[Task objective] Copy out every line of the items below with no changes.

Items excerpted from a collection:
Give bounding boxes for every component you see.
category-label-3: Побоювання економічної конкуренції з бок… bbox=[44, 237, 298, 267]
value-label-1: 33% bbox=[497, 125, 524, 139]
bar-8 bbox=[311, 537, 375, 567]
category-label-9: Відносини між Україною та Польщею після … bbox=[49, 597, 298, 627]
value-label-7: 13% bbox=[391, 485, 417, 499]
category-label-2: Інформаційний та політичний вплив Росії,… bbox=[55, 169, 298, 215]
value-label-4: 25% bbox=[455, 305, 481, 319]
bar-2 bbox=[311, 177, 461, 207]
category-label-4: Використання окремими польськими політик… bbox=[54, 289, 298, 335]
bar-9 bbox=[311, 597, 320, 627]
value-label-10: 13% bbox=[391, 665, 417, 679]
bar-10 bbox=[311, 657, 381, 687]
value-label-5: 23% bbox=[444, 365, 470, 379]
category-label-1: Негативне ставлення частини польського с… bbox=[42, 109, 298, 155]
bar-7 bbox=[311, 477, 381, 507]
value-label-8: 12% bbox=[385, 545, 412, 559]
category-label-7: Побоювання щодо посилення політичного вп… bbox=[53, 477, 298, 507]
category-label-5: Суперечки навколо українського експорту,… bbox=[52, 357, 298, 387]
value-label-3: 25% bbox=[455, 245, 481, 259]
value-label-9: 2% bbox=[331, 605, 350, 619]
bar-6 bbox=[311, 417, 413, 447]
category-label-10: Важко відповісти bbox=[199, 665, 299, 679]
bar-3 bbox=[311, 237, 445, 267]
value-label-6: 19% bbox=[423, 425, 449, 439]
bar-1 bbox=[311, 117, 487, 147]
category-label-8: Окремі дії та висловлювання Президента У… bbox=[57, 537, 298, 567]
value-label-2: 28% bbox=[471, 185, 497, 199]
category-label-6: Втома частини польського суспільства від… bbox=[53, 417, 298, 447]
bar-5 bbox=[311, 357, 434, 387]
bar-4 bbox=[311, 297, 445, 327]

[Response]
Give bounding boxes for every component you see.
category-label-3: Побоювання економічної конкуренції з бок… bbox=[44, 237, 298, 267]
value-label-1: 33% bbox=[497, 125, 524, 139]
bar-8 bbox=[311, 537, 375, 567]
category-label-9: Відносини між Україною та Польщею після … bbox=[49, 597, 298, 627]
value-label-7: 13% bbox=[391, 485, 417, 499]
category-label-2: Інформаційний та політичний вплив Росії,… bbox=[55, 169, 298, 215]
value-label-4: 25% bbox=[455, 305, 481, 319]
bar-2 bbox=[311, 177, 461, 207]
category-label-4: Використання окремими польськими політик… bbox=[54, 289, 298, 335]
bar-9 bbox=[311, 597, 320, 627]
value-label-10: 13% bbox=[391, 665, 417, 679]
bar-10 bbox=[311, 657, 381, 687]
value-label-5: 23% bbox=[444, 365, 470, 379]
category-label-1: Негативне ставлення частини польського с… bbox=[42, 109, 298, 155]
bar-7 bbox=[311, 477, 381, 507]
value-label-8: 12% bbox=[385, 545, 412, 559]
category-label-7: Побоювання щодо посилення політичного вп… bbox=[53, 477, 298, 507]
category-label-5: Суперечки навколо українського експорту,… bbox=[52, 357, 298, 387]
value-label-3: 25% bbox=[455, 245, 481, 259]
value-label-9: 2% bbox=[331, 605, 350, 619]
bar-6 bbox=[311, 417, 413, 447]
category-label-10: Важко відповісти bbox=[199, 665, 299, 679]
bar-3 bbox=[311, 237, 445, 267]
value-label-6: 19% bbox=[423, 425, 449, 439]
bar-1 bbox=[311, 117, 487, 147]
category-label-8: Окремі дії та висловлювання Президента У… bbox=[57, 537, 298, 567]
value-label-2: 28% bbox=[471, 185, 497, 199]
category-label-6: Втома частини польського суспільства від… bbox=[53, 417, 298, 447]
bar-5 bbox=[311, 357, 434, 387]
bar-4 bbox=[311, 297, 445, 327]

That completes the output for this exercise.